### TASK STATEMENT
Quote the listing word for word, starting at the line that contains "List all visible" and ending at the line that contains "svg-text:ΚΟΜΒΟΣ ΝΕΑΣ ΕΛΒΕΤΙΑΣ: ΚΟΜΒΟΣ", with both of those lines included. Omit the picture from your answer.

### RECORD EXTRACTS
* * * * * * *
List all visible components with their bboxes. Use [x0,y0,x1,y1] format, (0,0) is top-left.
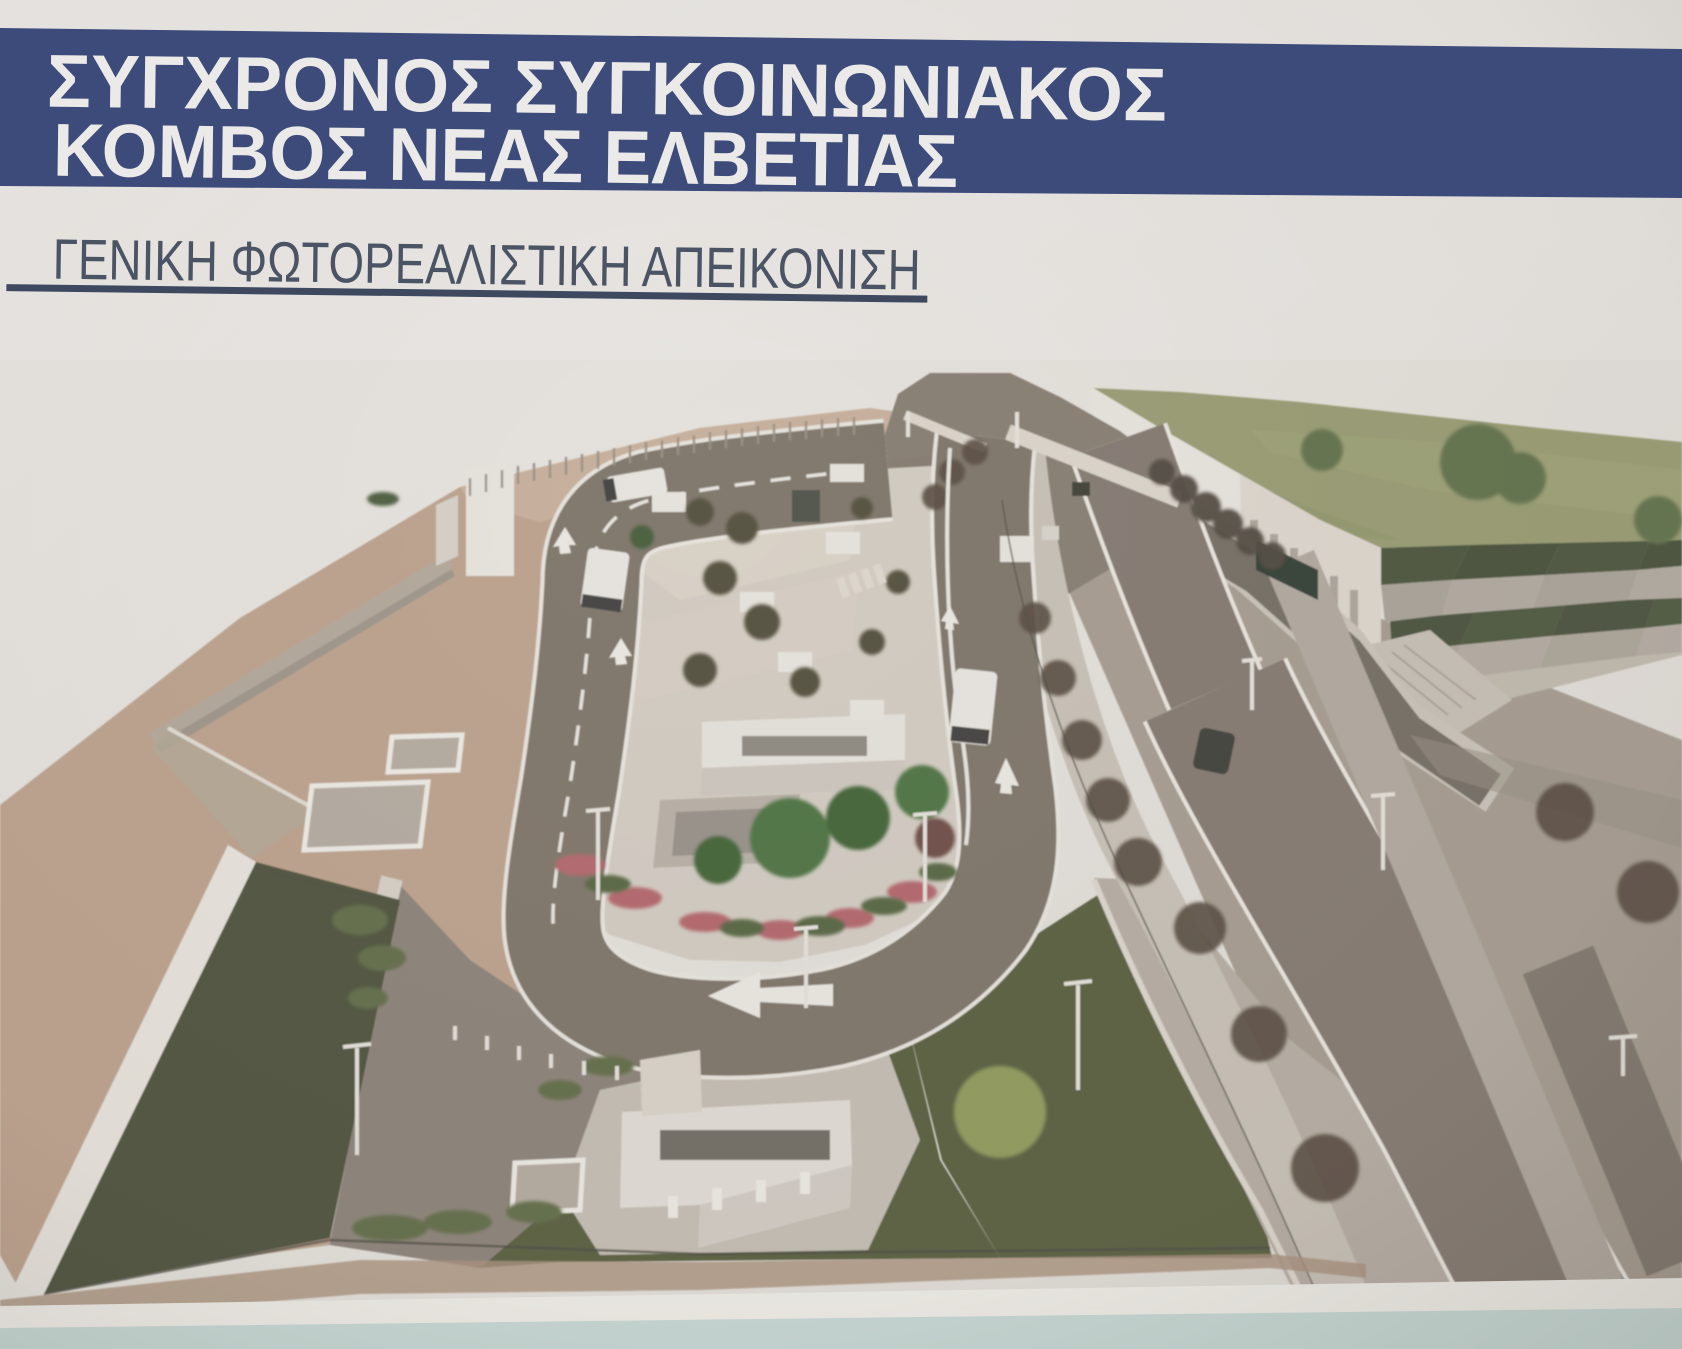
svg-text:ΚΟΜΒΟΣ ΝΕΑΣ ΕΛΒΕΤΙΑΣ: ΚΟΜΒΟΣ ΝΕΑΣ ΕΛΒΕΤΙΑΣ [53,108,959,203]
* * * * * * *
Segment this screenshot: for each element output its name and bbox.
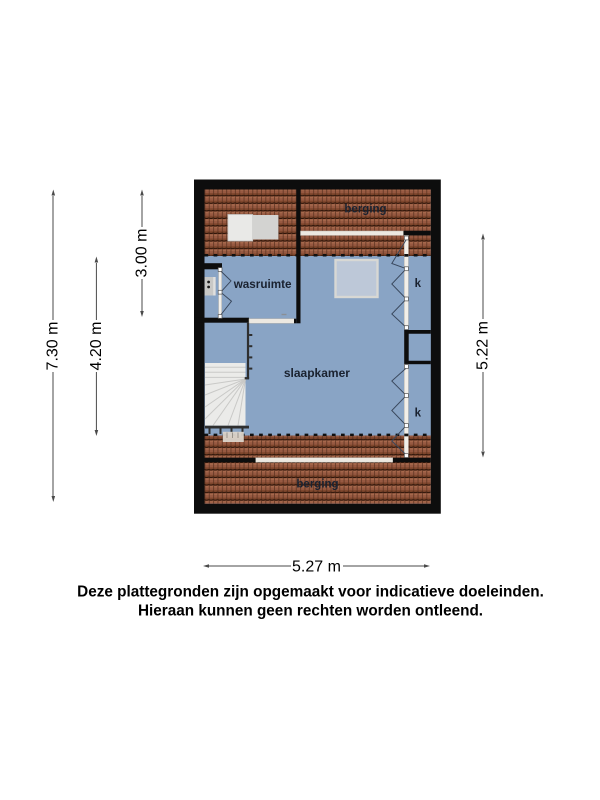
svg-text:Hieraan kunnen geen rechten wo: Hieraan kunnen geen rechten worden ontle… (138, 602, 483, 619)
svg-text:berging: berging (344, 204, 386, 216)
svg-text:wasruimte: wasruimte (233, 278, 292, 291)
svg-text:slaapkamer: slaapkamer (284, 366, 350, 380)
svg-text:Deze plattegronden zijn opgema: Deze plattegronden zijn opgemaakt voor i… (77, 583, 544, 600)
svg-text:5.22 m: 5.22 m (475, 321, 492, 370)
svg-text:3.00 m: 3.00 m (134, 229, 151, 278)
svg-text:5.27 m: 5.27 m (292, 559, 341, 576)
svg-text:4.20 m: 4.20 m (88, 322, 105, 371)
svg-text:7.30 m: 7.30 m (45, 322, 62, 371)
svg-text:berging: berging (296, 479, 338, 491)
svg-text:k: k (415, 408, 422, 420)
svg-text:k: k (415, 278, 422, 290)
* * * * * * *
### EXERCISE RESPONSE
List all visible components with their bboxes. Use [x0,y0,x1,y1] format, (0,0) is top-left.
svg-text:ΚΟΜΒΟΣ ΝΕΑΣ ΕΛΒΕΤΙΑΣ: ΚΟΜΒΟΣ ΝΕΑΣ ΕΛΒΕΤΙΑΣ [53,108,959,203]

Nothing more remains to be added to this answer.